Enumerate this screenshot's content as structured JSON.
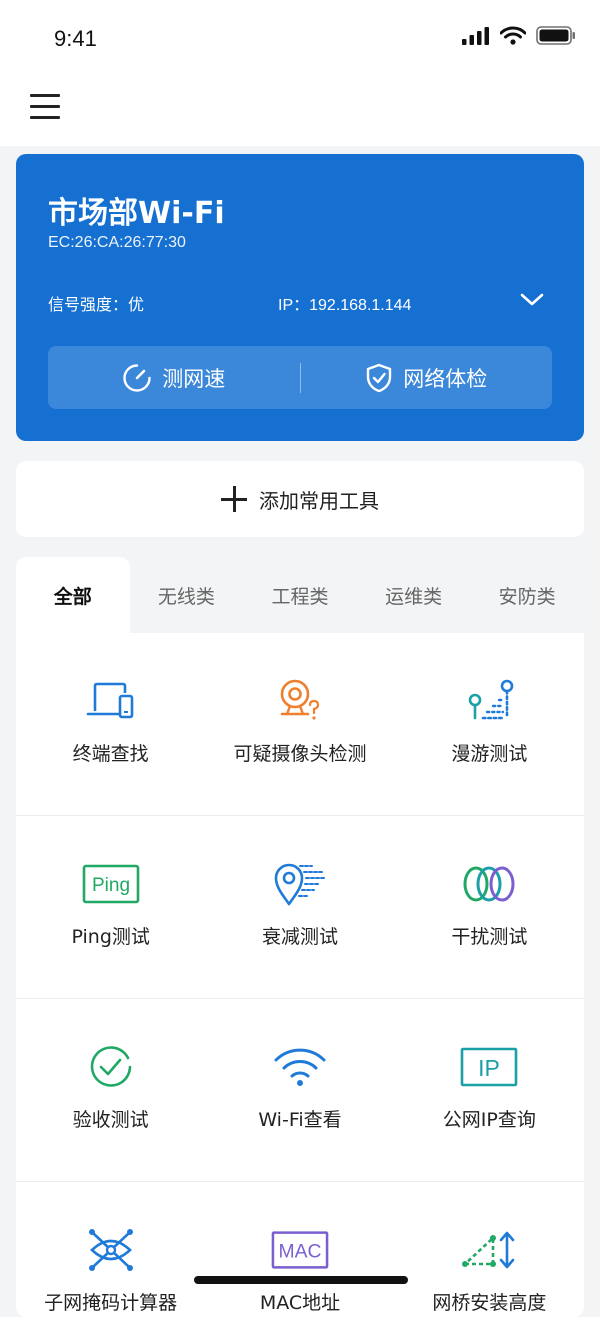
{
  "status_bar": {
    "time": "9:41"
  },
  "wifi": {
    "ssid": "市场部Wi-Fi",
    "mac": "EC:26:CA:26:77:30",
    "signal": "信号强度：优",
    "ip": "IP：192.168.1.144",
    "speed_test_label": "测网速",
    "network_check_label": "网络体检"
  },
  "add_tool_label": "添加常用工具",
  "tabs": [
    "全部",
    "无线类",
    "工程类",
    "运维类",
    "安防类"
  ],
  "tools": [
    {
      "label": "终端查找",
      "icon": "device-search-icon"
    },
    {
      "label": "可疑摄像头检测",
      "icon": "camera-detect-icon"
    },
    {
      "label": "漫游测试",
      "icon": "roaming-test-icon"
    },
    {
      "label": "Ping测试",
      "icon": "ping-icon",
      "icon_text": "Ping"
    },
    {
      "label": "衰减测试",
      "icon": "attenuation-icon"
    },
    {
      "label": "干扰测试",
      "icon": "interference-icon"
    },
    {
      "label": "验收测试",
      "icon": "acceptance-check-icon"
    },
    {
      "label": "Wi-Fi查看",
      "icon": "wifi-icon"
    },
    {
      "label": "公网IP查询",
      "icon": "public-ip-icon",
      "icon_text": "IP"
    },
    {
      "label": "子网掩码计算器",
      "icon": "subnet-calculator-icon"
    },
    {
      "label": "MAC地址",
      "icon": "mac-address-icon",
      "icon_text": "MAC"
    },
    {
      "label": "网桥安装高度",
      "icon": "bridge-height-icon"
    }
  ],
  "colors": {
    "card_blue": "#1670d2",
    "icon_blue": "#1f7ad8",
    "icon_orange": "#f07f2d",
    "icon_green": "#21a865",
    "icon_teal": "#1aa0a6",
    "icon_purple": "#7b5fd0"
  }
}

------------

■ Directive: Reproduce all of the entries word for word, skipping any pictures they hold.

■ Solution to this exercise:
Enumerate this screenshot's content as structured JSON.
{
  "status_bar": {
    "time": "9:41"
  },
  "wifi": {
    "ssid": "市场部Wi-Fi",
    "mac": "EC:26:CA:26:77:30",
    "signal": "信号强度：优",
    "ip": "IP：192.168.1.144",
    "speed_test_label": "测网速",
    "network_check_label": "网络体检"
  },
  "add_tool_label": "添加常用工具",
  "tabs": [
    "全部",
    "无线类",
    "工程类",
    "运维类",
    "安防类"
  ],
  "tools": [
    {
      "label": "终端查找",
      "icon": "device-search-icon"
    },
    {
      "label": "可疑摄像头检测",
      "icon": "camera-detect-icon"
    },
    {
      "label": "漫游测试",
      "icon": "roaming-test-icon"
    },
    {
      "label": "Ping测试",
      "icon": "ping-icon",
      "icon_text": "Ping"
    },
    {
      "label": "衰减测试",
      "icon": "attenuation-icon"
    },
    {
      "label": "干扰测试",
      "icon": "interference-icon"
    },
    {
      "label": "验收测试",
      "icon": "acceptance-check-icon"
    },
    {
      "label": "Wi-Fi查看",
      "icon": "wifi-icon"
    },
    {
      "label": "公网IP查询",
      "icon": "public-ip-icon",
      "icon_text": "IP"
    },
    {
      "label": "子网掩码计算器",
      "icon": "subnet-calculator-icon"
    },
    {
      "label": "MAC地址",
      "icon": "mac-address-icon",
      "icon_text": "MAC"
    },
    {
      "label": "网桥安装高度",
      "icon": "bridge-height-icon"
    }
  ],
  "colors": {
    "card_blue": "#1670d2",
    "icon_blue": "#1f7ad8",
    "icon_orange": "#f07f2d",
    "icon_green": "#21a865",
    "icon_teal": "#1aa0a6",
    "icon_purple": "#7b5fd0"
  }
}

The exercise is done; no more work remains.